WHAT YOU HAVE TO DO -
Your task is to reproduce the material exactly.

PROVIDED INFORMATION -
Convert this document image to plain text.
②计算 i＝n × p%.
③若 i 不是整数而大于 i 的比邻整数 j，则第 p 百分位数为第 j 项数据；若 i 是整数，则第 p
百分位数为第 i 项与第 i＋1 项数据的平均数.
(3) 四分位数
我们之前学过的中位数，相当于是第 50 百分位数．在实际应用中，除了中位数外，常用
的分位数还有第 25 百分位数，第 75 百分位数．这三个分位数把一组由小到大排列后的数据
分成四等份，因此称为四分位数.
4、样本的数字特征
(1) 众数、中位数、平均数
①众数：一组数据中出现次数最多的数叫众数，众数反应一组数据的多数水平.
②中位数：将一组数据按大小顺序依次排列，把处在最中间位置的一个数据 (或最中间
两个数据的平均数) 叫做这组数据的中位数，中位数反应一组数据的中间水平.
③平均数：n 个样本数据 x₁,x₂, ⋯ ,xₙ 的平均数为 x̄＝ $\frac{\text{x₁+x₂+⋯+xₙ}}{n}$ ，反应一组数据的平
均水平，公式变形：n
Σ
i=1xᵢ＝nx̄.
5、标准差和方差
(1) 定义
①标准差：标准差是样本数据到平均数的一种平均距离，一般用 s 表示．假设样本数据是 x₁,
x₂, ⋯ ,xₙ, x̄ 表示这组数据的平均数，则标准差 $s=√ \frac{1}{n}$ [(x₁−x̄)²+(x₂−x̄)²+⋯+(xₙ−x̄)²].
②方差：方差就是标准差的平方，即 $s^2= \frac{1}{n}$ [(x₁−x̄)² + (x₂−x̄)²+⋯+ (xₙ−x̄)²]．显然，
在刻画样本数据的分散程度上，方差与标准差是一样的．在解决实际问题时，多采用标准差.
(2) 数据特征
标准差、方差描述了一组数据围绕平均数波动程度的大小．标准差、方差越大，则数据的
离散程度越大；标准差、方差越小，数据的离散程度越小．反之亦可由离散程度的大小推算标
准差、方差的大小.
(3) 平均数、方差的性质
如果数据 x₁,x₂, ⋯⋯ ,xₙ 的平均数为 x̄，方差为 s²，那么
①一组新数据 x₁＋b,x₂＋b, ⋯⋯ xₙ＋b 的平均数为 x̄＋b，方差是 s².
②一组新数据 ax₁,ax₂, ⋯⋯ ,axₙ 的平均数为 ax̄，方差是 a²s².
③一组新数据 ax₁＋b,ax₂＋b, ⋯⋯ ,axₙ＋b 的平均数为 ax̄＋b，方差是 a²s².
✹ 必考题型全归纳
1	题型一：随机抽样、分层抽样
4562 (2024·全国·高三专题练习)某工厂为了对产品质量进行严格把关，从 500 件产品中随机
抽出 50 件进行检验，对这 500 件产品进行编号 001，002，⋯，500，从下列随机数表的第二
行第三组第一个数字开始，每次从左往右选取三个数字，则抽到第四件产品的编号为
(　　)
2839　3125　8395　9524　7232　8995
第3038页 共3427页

WRITTEN ANSWER -
Convert this document image to plain text.
②计算 i＝n × p%.
③若 i 不是整数而大于 i 的比邻整数 j，则第 p 百分位数为第 j 项数据；若 i 是整数，则第 p
百分位数为第 i 项与第 i＋1 项数据的平均数.
(3) 四分位数
我们之前学过的中位数，相当于是第 50 百分位数．在实际应用中，除了中位数外，常用
的分位数还有第 25 百分位数，第 75 百分位数．这三个分位数把一组由小到大排列后的数据
分成四等份，因此称为四分位数.
4、样本的数字特征
(1) 众数、中位数、平均数
①众数：一组数据中出现次数最多的数叫众数，众数反应一组数据的多数水平.
②中位数：将一组数据按大小顺序依次排列，把处在最中间位置的一个数据 (或最中间
两个数据的平均数) 叫做这组数据的中位数，中位数反应一组数据的中间水平.
③平均数：n 个样本数据 x₁,x₂, ⋯ ,xₙ 的平均数为 x̄＝ $\frac{\text{x₁+x₂+⋯+xₙ}}{n}$ ，反应一组数据的平
均水平，公式变形：n
Σ
i=1xᵢ＝nx̄.
5、标准差和方差
(1) 定义
①标准差：标准差是样本数据到平均数的一种平均距离，一般用 s 表示．假设样本数据是 x₁,
x₂, ⋯ ,xₙ, x̄ 表示这组数据的平均数，则标准差 $s=√ \frac{1}{n}$ [(x₁−x̄)²+(x₂−x̄)²+⋯+(xₙ−x̄)²].
②方差：方差就是标准差的平方，即 $s^2= \frac{1}{n}$ [(x₁−x̄)² + (x₂−x̄)²+⋯+ (xₙ−x̄)²]．显然，
在刻画样本数据的分散程度上，方差与标准差是一样的．在解决实际问题时，多采用标准差.
(2) 数据特征
标准差、方差描述了一组数据围绕平均数波动程度的大小．标准差、方差越大，则数据的
离散程度越大；标准差、方差越小，数据的离散程度越小．反之亦可由离散程度的大小推算标
准差、方差的大小.
(3) 平均数、方差的性质
如果数据 x₁,x₂, ⋯⋯ ,xₙ 的平均数为 x̄，方差为 s²，那么
①一组新数据 x₁＋b,x₂＋b, ⋯⋯ xₙ＋b 的平均数为 x̄＋b，方差是 s².
②一组新数据 ax₁,ax₂, ⋯⋯ ,axₙ 的平均数为 ax̄，方差是 a²s².
③一组新数据 ax₁＋b,ax₂＋b, ⋯⋯ ,axₙ＋b 的平均数为 ax̄＋b，方差是 a²s².
✹ 必考题型全归纳
1	题型一：随机抽样、分层抽样
4562 (2024·全国·高三专题练习)某工厂为了对产品质量进行严格把关，从 500 件产品中随机
抽出 50 件进行检验，对这 500 件产品进行编号 001，002，⋯，500，从下列随机数表的第二
行第三组第一个数字开始，每次从左往右选取三个数字，则抽到第四件产品的编号为
(　　)
2839　3125　8395　9524　7232　8995
第3038页 共3427页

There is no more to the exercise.